## To do
From the entries that follow, pick out all lines holding "marker".

Records from a collection of figures
BEGIN
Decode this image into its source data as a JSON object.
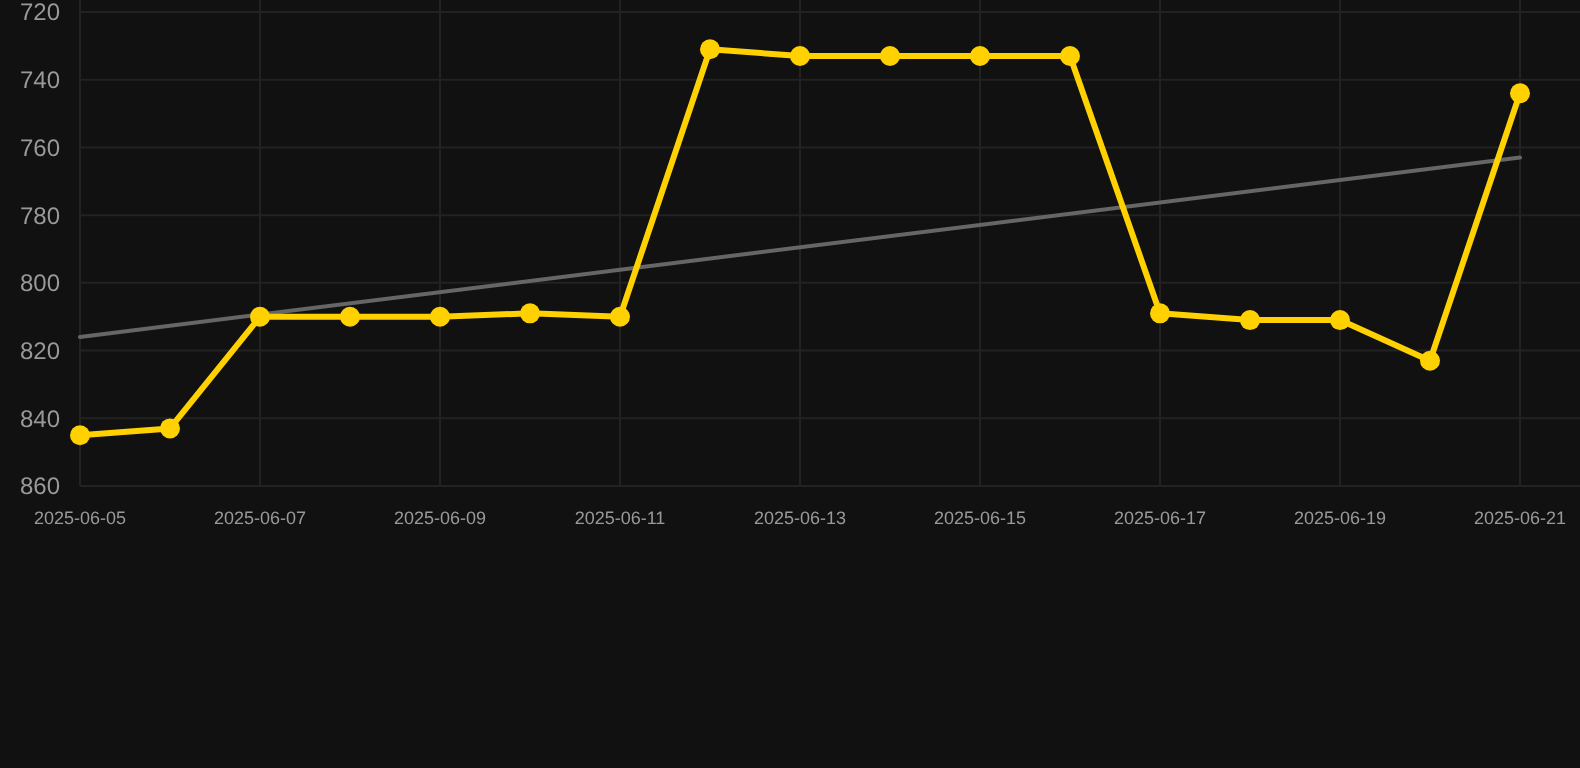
{
  "chart_data": {
    "type": "line",
    "x": [
      "2025-06-05",
      "2025-06-06",
      "2025-06-07",
      "2025-06-08",
      "2025-06-09",
      "2025-06-10",
      "2025-06-11",
      "2025-06-12",
      "2025-06-13",
      "2025-06-14",
      "2025-06-15",
      "2025-06-16",
      "2025-06-17",
      "2025-06-18",
      "2025-06-19",
      "2025-06-20",
      "2025-06-21"
    ],
    "series": [
      {
        "color": "#ffd100",
        "marker": "circle",
        "values": [
          845,
          843,
          810,
          810,
          810,
          809,
          810,
          731,
          733,
          733,
          733,
          733,
          809,
          811,
          811,
          823,
          744
        ]
      },
      {
        "type": "line",
        "color": "#666666",
        "marker": "none",
        "x": [
          "2025-06-05",
          "2025-06-21"
        ],
        "values": [
          816,
          763
        ]
      }
    ],
    "xlim": [
      "2025-06-05",
      "2025-06-21"
    ],
    "xticks": [
      {
        "value": "2025-06-05",
        "label": "2025-06-05"
      },
      {
        "value": "2025-06-07",
        "label": "2025-06-07"
      },
      {
        "value": "2025-06-09",
        "label": "2025-06-09"
      },
      {
        "value": "2025-06-11",
        "label": "2025-06-11"
      },
      {
        "value": "2025-06-13",
        "label": "2025-06-13"
      },
      {
        "value": "2025-06-15",
        "label": "2025-06-15"
      },
      {
        "value": "2025-06-17",
        "label": "2025-06-17"
      },
      {
        "value": "2025-06-19",
        "label": "2025-06-19"
      },
      {
        "value": "2025-06-21",
        "label": "2025-06-21"
      }
    ],
    "ylim": [
      860,
      720
    ],
    "yticks": [
      720,
      740,
      760,
      780,
      800,
      820,
      840,
      860
    ],
    "grid": true
  }
}
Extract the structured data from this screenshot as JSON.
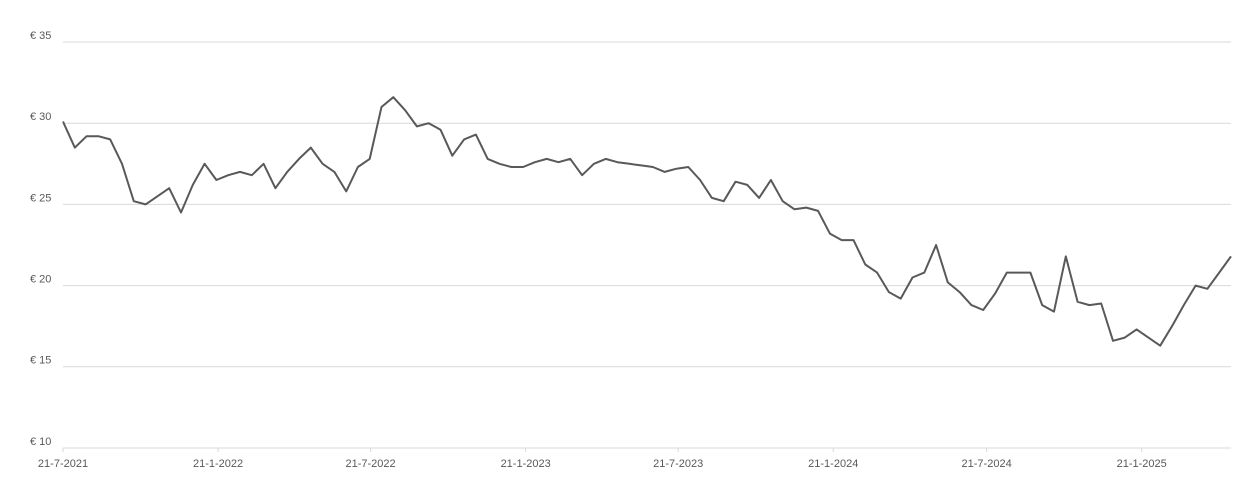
{
  "chart_data": {
    "type": "line",
    "x": [
      "21-7-2021",
      "4-8-2021",
      "18-8-2021",
      "1-9-2021",
      "15-9-2021",
      "29-9-2021",
      "13-10-2021",
      "27-10-2021",
      "10-11-2021",
      "24-11-2021",
      "8-12-2021",
      "22-12-2021",
      "5-1-2022",
      "19-1-2022",
      "2-2-2022",
      "16-2-2022",
      "2-3-2022",
      "16-3-2022",
      "30-3-2022",
      "13-4-2022",
      "27-4-2022",
      "11-5-2022",
      "25-5-2022",
      "8-6-2022",
      "22-6-2022",
      "6-7-2022",
      "20-7-2022",
      "3-8-2022",
      "17-8-2022",
      "31-8-2022",
      "14-9-2022",
      "28-9-2022",
      "12-10-2022",
      "26-10-2022",
      "9-11-2022",
      "23-11-2022",
      "7-12-2022",
      "21-12-2022",
      "4-1-2023",
      "18-1-2023",
      "1-2-2023",
      "15-2-2023",
      "1-3-2023",
      "15-3-2023",
      "29-3-2023",
      "12-4-2023",
      "26-4-2023",
      "10-5-2023",
      "24-5-2023",
      "7-6-2023",
      "21-6-2023",
      "5-7-2023",
      "19-7-2023",
      "2-8-2023",
      "16-8-2023",
      "30-8-2023",
      "13-9-2023",
      "27-9-2023",
      "11-10-2023",
      "25-10-2023",
      "8-11-2023",
      "22-11-2023",
      "6-12-2023",
      "20-12-2023",
      "3-1-2024",
      "17-1-2024",
      "31-1-2024",
      "14-2-2024",
      "28-2-2024",
      "13-3-2024",
      "27-3-2024",
      "10-4-2024",
      "24-4-2024",
      "8-5-2024",
      "22-5-2024",
      "5-6-2024",
      "19-6-2024",
      "3-7-2024",
      "17-7-2024",
      "31-7-2024",
      "14-8-2024",
      "28-8-2024",
      "11-9-2024",
      "25-9-2024",
      "9-10-2024",
      "23-10-2024",
      "6-11-2024",
      "20-11-2024",
      "4-12-2024",
      "18-12-2024",
      "1-1-2025",
      "15-1-2025",
      "29-1-2025",
      "12-2-2025",
      "26-2-2025",
      "12-3-2025",
      "26-3-2025",
      "9-4-2025",
      "23-4-2025",
      "7-5-2025"
    ],
    "series": [
      {
        "color": "#595959",
        "values": [
          30.1,
          28.5,
          29.2,
          29.2,
          29.0,
          27.5,
          25.2,
          25.0,
          25.5,
          26.0,
          24.5,
          26.2,
          27.5,
          26.5,
          26.8,
          27,
          26.8,
          27.5,
          26,
          27,
          27.8,
          28.5,
          27.5,
          27,
          25.8,
          27.3,
          27.8,
          31,
          31.6,
          30.8,
          29.8,
          30,
          29.6,
          28,
          29,
          29.3,
          27.8,
          27.5,
          27.3,
          27.3,
          27.6,
          27.8,
          27.6,
          27.8,
          26.8,
          27.5,
          27.8,
          27.6,
          27.5,
          27.4,
          27.3,
          27.0,
          27.2,
          27.3,
          26.5,
          25.4,
          25.2,
          26.4,
          26.2,
          25.4,
          26.5,
          25.2,
          24.7,
          24.8,
          24.6,
          23.2,
          22.8,
          22.8,
          21.3,
          20.8,
          19.6,
          19.2,
          20.5,
          20.8,
          22.5,
          20.2,
          19.6,
          18.8,
          18.5,
          19.5,
          20.8,
          20.8,
          20.8,
          18.8,
          18.4,
          21.8,
          19.0,
          18.8,
          18.9,
          16.6,
          16.8,
          17.3,
          16.8,
          16.3,
          17.5,
          18.8,
          20.0,
          19.8,
          20.8,
          21.8
        ]
      }
    ],
    "xlim": [
      "21-7-2021",
      "7-5-2025"
    ],
    "xticks": [
      "21-7-2021",
      "21-1-2022",
      "21-7-2022",
      "21-1-2023",
      "21-7-2023",
      "21-1-2024",
      "21-7-2024",
      "21-1-2025"
    ],
    "ylim": [
      10,
      35
    ],
    "yticks": [
      {
        "value": 10,
        "label": "€ 10"
      },
      {
        "value": 15,
        "label": "€ 15"
      },
      {
        "value": 20,
        "label": "€ 20"
      },
      {
        "value": 25,
        "label": "€ 25"
      },
      {
        "value": 30,
        "label": "€ 30"
      },
      {
        "value": 35,
        "label": "€ 35"
      }
    ],
    "grid": true
  }
}
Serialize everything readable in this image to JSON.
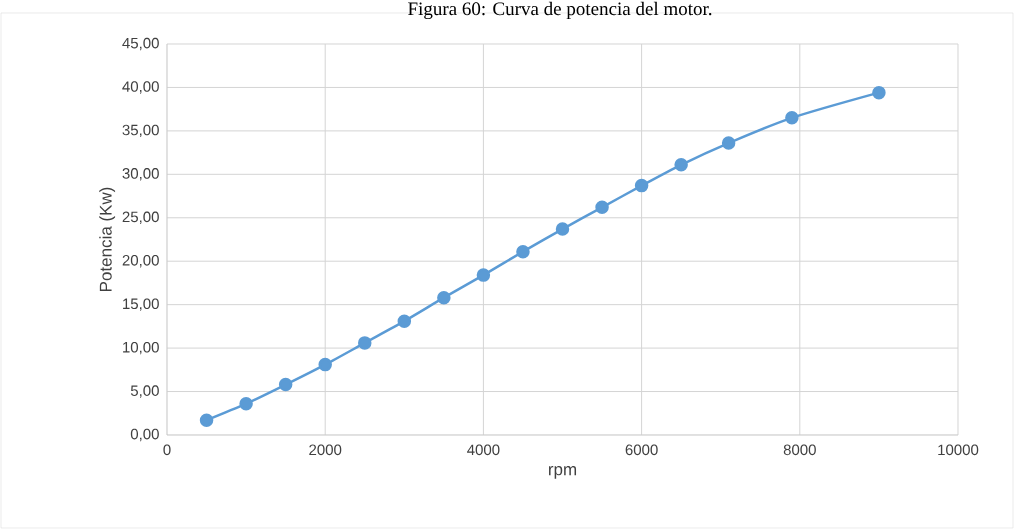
{
  "chart_data": {
    "type": "line",
    "title": "Figura 60: Curva de potencia del motor.",
    "xlabel": "rpm",
    "ylabel": "Potencia (Kw)",
    "x": [
      500,
      1000,
      1500,
      2000,
      2500,
      3000,
      3500,
      4000,
      4500,
      5000,
      5500,
      6000,
      6500,
      7100,
      7900,
      9000
    ],
    "series": [
      {
        "color": "#5b9bd5",
        "values": [
          1.7,
          3.6,
          5.8,
          8.1,
          10.6,
          13.1,
          15.8,
          18.4,
          21.1,
          23.7,
          26.2,
          28.7,
          31.1,
          33.6,
          36.5,
          39.4
        ]
      }
    ],
    "xlim": [
      0,
      10000
    ],
    "xticks": [
      0,
      2000,
      4000,
      6000,
      8000,
      10000
    ],
    "ylim": [
      0,
      45
    ],
    "yticks": [
      {
        "value": 0,
        "label": "0,00"
      },
      {
        "value": 5,
        "label": "5,00"
      },
      {
        "value": 10,
        "label": "10,00"
      },
      {
        "value": 15,
        "label": "15,00"
      },
      {
        "value": 20,
        "label": "20,00"
      },
      {
        "value": 25,
        "label": "25,00"
      },
      {
        "value": 30,
        "label": "30,00"
      },
      {
        "value": 35,
        "label": "35,00"
      },
      {
        "value": 40,
        "label": "40,00"
      },
      {
        "value": 45,
        "label": "45,00"
      }
    ],
    "grid": true,
    "marker": "circle",
    "line_style": "solid"
  }
}
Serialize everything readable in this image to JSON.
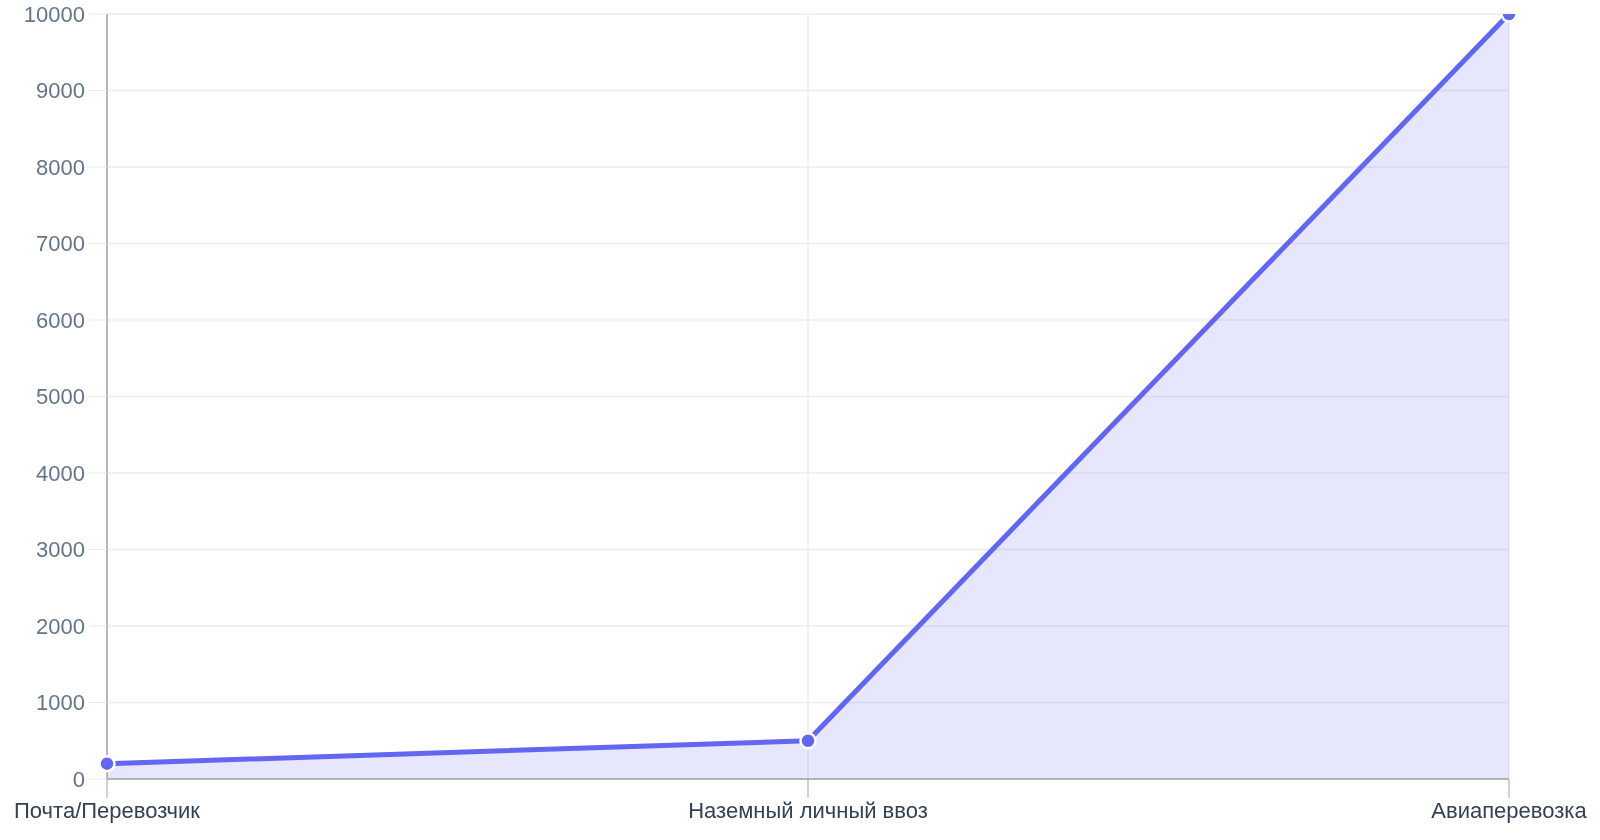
{
  "chart_data": {
    "type": "area",
    "categories": [
      "Почта/Перевозчик",
      "Наземный личный ввоз",
      "Авиаперевозка"
    ],
    "series": [
      {
        "color": "#6366f1",
        "values": [
          200,
          500,
          10000
        ]
      }
    ],
    "ylim": [
      0,
      10000
    ],
    "yticks": [
      0,
      1000,
      2000,
      3000,
      4000,
      5000,
      6000,
      7000,
      8000,
      9000,
      10000
    ],
    "grid": true,
    "marker": "circle"
  }
}
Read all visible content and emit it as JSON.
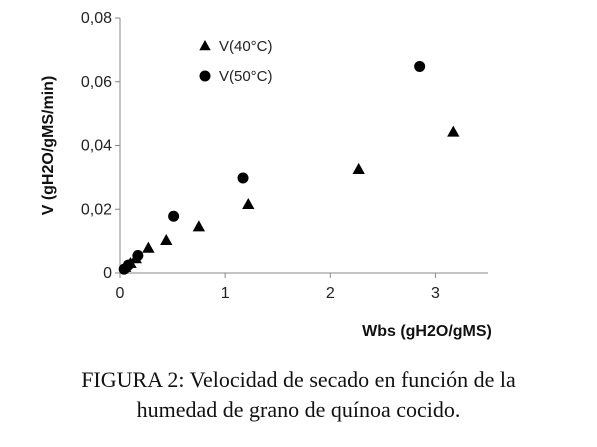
END
## The response
        "marker": "circle",
        "marker": "none",
    "marker": "circle",
    "marker": "circle"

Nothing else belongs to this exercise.